What the exercise asks.
Repeat every line of the data exactly, but not the pictures.

━━━━━━━━

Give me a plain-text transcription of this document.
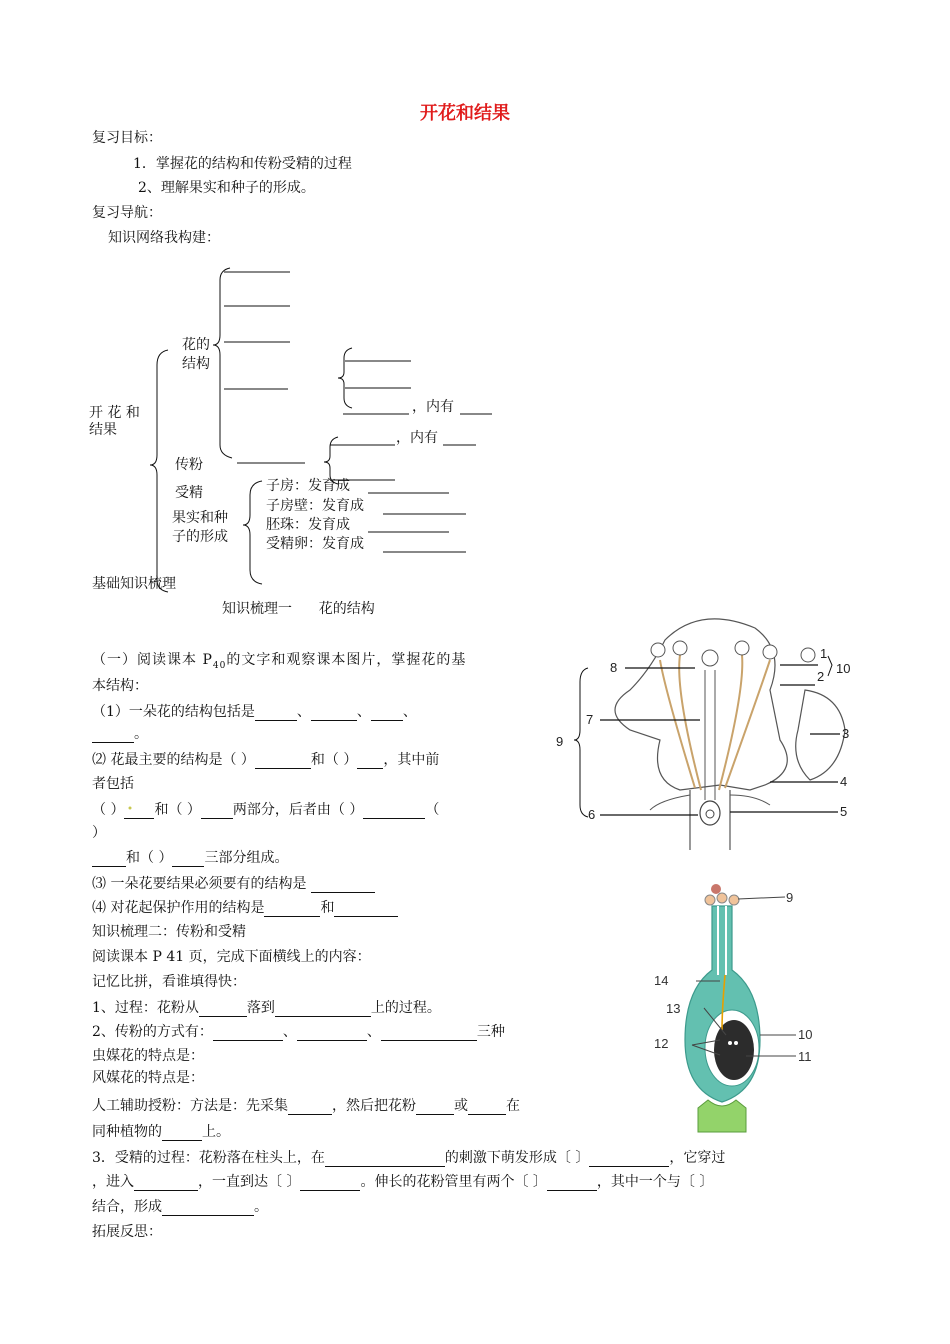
开花和结果
复习目标：
1．掌握花的结构和传粉受精的过程
2、理解果实和种子的形成。
复习导航：
知识网络我构建：
开 花 和
结果
花的
结构
，内有
，内有
传粉
受精
果实和种
子的形成
子房：发育成
子房壁：发育成
胚珠：发育成
受精卵：发育成
基础知识梳理
知识梳理一 花的结构
（一）阅读课本 $P_{40}$的文字和观察课本图片，掌握花的基
本结构：
（1）一朵花的结构包括是	、	、 、
。
⑵ 花最主要的结构是（ ）	和（ ） ，其中前
者包括
（ ） 和（ ） 两部分，后者由（ ）	（
）
和（ ） 三部分组成。
⑶ 一朵花要结果必须要有的结构是
⑷ 对花起保护作用的结构是	和
知识梳理二：传粉和受精
阅读课本 P 41 页，完成下面横线上的内容：
记忆比拼，看谁填得快：
1、过程：花粉从	落到	上的过程。
2、传粉的方式有：	、	、	三种
虫媒花的特点是：
风媒花的特点是：
人工辅助授粉：方法是：先采集	，然后把花粉	或	在
同种植物的	上。
3．受精的过程：花粉落在柱头上，在	的刺激下萌发形成〔 〕	，它穿过
，进入	，一直到达〔 〕	。伸长的花粉管里有两个〔 〕	，其中一个与〔 〕
结合，形成	。
拓展反思：
8
1
2
10
3
7
9
4
5
6
9
14
13
12
10
11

━━━━━━━━

Output.
Give me a plain-text transcription of this document.
开花和结果
复习目标：
1．掌握花的结构和传粉受精的过程
2、理解果实和种子的形成。
复习导航：
知识网络我构建：
开 花 和
结果
花的
结构
，内有
，内有
传粉
受精
果实和种
子的形成
子房：发育成
子房壁：发育成
胚珠：发育成
受精卵：发育成
基础知识梳理
知识梳理一 花的结构
（一）阅读课本 $P_{40}$的文字和观察课本图片，掌握花的基
本结构：
（1）一朵花的结构包括是	、	、 、
。
⑵ 花最主要的结构是（ ）	和（ ） ，其中前
者包括
（ ） 和（ ） 两部分，后者由（ ）	（
）
和（ ） 三部分组成。
⑶ 一朵花要结果必须要有的结构是
⑷ 对花起保护作用的结构是	和
知识梳理二：传粉和受精
阅读课本 P 41 页，完成下面横线上的内容：
记忆比拼，看谁填得快：
1、过程：花粉从	落到	上的过程。
2、传粉的方式有：	、	、	三种
虫媒花的特点是：
风媒花的特点是：
人工辅助授粉：方法是：先采集	，然后把花粉	或	在
同种植物的	上。
3．受精的过程：花粉落在柱头上，在	的刺激下萌发形成〔 〕	，它穿过
，进入	，一直到达〔 〕	。伸长的花粉管里有两个〔 〕	，其中一个与〔 〕
结合，形成	。
拓展反思：
8
1
2
10
3
7
9
4
5
6
9
14
13
12
10
11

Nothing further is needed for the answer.